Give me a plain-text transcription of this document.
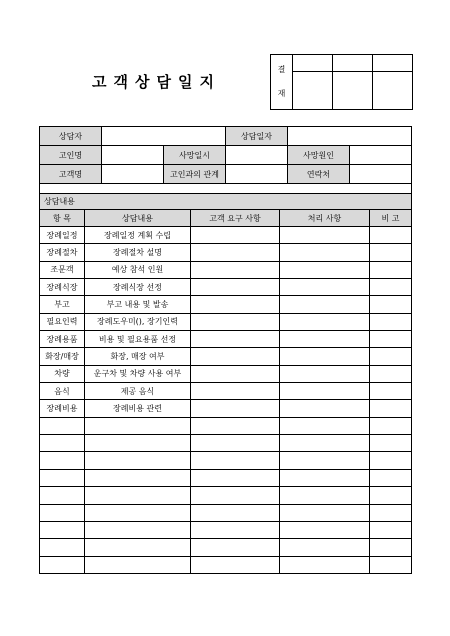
고객상담일지
결

재			

상담자			상담일자		
고인명		사망일시		사망원인	
고객명		고인과의 관계		연락처	

상담내용				
항 목	상담내용	고객 요구 사항	처리 사항	비 고
장례일정	장례일정 계획 수립			
장례절차	장례절차 설명			
조문객	예상 참석 인원			
장례식장	장례식장 선정			
부고	부고 내용 및 발송			
필요인력	장례도우미(), 장기인력			
장례용품	비용 및 필요용품 선정			
화장/매장	화장, 매장 여부			
차량	운구차 및 차량 사용 여부			
음식	제공 음식			
장례비용	장례비용 관련			
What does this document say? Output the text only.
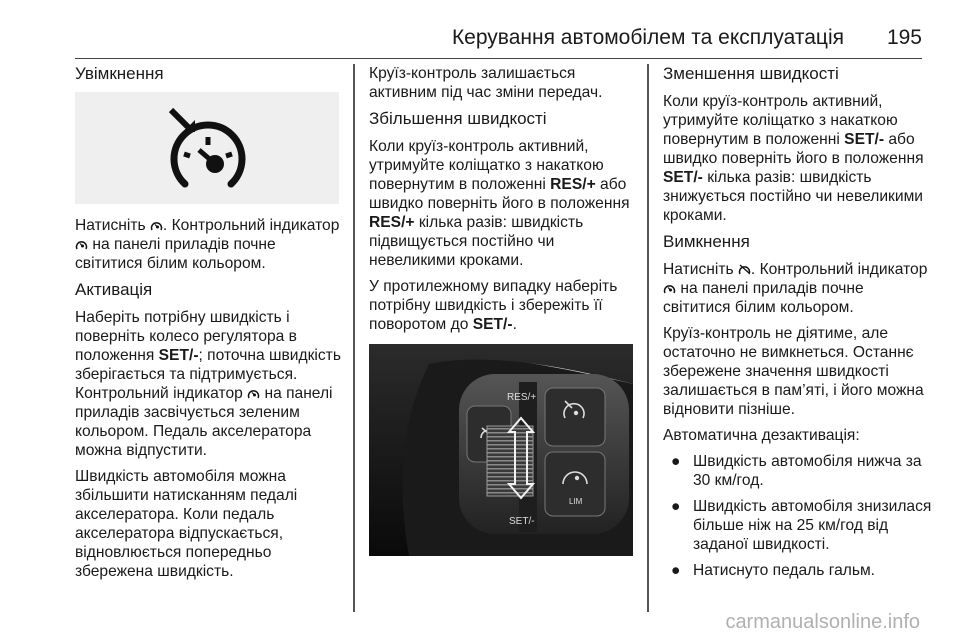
Керування автомобілем та експлуатація 195
Увімкнення

Натисніть . Контрольний індикатор  на панелі приладів почне світитися білим кольором.

Активація

Наберіть потрібну швидкість і поверніть колесо регулятора в положення SET/-; поточна швидкість зберігається та підтримується. Контрольний індикатор  на панелі приладів засвічується зеленим кольором. Педаль акселератора можна відпустити.

Швидкість автомобіля можна збільшити натисканням педалі акселератора. Коли педаль акселератора відпускається, відновлюється попередньо збережена швидкість.

Круїз-контроль залишається активним під час зміни передач.

Збільшення швидкості

Коли круїз-контроль активний, утримуйте коліщатко з накаткою повернутим в положенні RES/+ або швидко поверніть його в положення RES/+ кілька разів: швидкість підвищується постійно чи невеликими кроками.

У протилежному випадку наберіть потрібну швидкість і збережіть її поворотом до SET/-.

RES/+
SET/-
LIM
Зменшення швидкості

Коли круїз-контроль активний, утримуйте коліщатко з накаткою повернутим в положенні SET/- або швидко поверніть його в положення SET/- кілька разів: швидкість знижується постійно чи невеликими кроками.

Вимкнення

Натисніть . Контрольний індикатор  на панелі приладів почне світитися білим кольором.

Круїз-контроль не діятиме, але остаточно не вимкнеться. Останнє збережене значення швидкості залишається в пам’яті, і його можна відновити пізніше.

Автоматична дезактивація:

● Швидкість автомобіля нижча за 30 км/год.
● Швидкість автомобіля знизилася більше ніж на 25 км/год від заданої швидкості.
● Натиснуто педаль гальм.
carmanualsonline.info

### [Problem to solve]
Give back every line exactly as it stands, pictures excluded.

### [Output below]
Give me a plain-text transcription of this document.
고객상담일지
결

재			

상담자			상담일자		
고인명		사망일시		사망원인	
고객명		고인과의 관계		연락처	

상담내용				
항 목	상담내용	고객 요구 사항	처리 사항	비 고
장례일정	장례일정 계획 수립			
장례절차	장례절차 설명			
조문객	예상 참석 인원			
장례식장	장례식장 선정			
부고	부고 내용 및 발송			
필요인력	장례도우미(), 장기인력			
장례용품	비용 및 필요용품 선정			
화장/매장	화장, 매장 여부			
차량	운구차 및 차량 사용 여부			
음식	제공 음식			
장례비용	장례비용 관련			
What does this document say? Output the text only.
Керування автомобілем та експлуатація 195
Увімкнення

Натисніть . Контрольний індикатор  на панелі приладів почне світитися білим кольором.

Активація

Наберіть потрібну швидкість і поверніть колесо регулятора в положення SET/-; поточна швидкість зберігається та підтримується. Контрольний індикатор  на панелі приладів засвічується зеленим кольором. Педаль акселератора можна відпустити.

Швидкість автомобіля можна збільшити натисканням педалі акселератора. Коли педаль акселератора відпускається, відновлюється попередньо збережена швидкість.

Круїз-контроль залишається активним під час зміни передач.

Збільшення швидкості

Коли круїз-контроль активний, утримуйте коліщатко з накаткою повернутим в положенні RES/+ або швидко поверніть його в положення RES/+ кілька разів: швидкість підвищується постійно чи невеликими кроками.

У протилежному випадку наберіть потрібну швидкість і збережіть її поворотом до SET/-.

RES/+
SET/-
LIM
Зменшення швидкості

Коли круїз-контроль активний, утримуйте коліщатко з накаткою повернутим в положенні SET/- або швидко поверніть його в положення SET/- кілька разів: швидкість знижується постійно чи невеликими кроками.

Вимкнення

Натисніть . Контрольний індикатор  на панелі приладів почне світитися білим кольором.

Круїз-контроль не діятиме, але остаточно не вимкнеться. Останнє збережене значення швидкості залишається в пам’яті, і його можна відновити пізніше.

Автоматична дезактивація:

● Швидкість автомобіля нижча за 30 км/год.
● Швидкість автомобіля знизилася більше ніж на 25 км/год від заданої швидкості.
● Натиснуто педаль гальм.
carmanualsonline.info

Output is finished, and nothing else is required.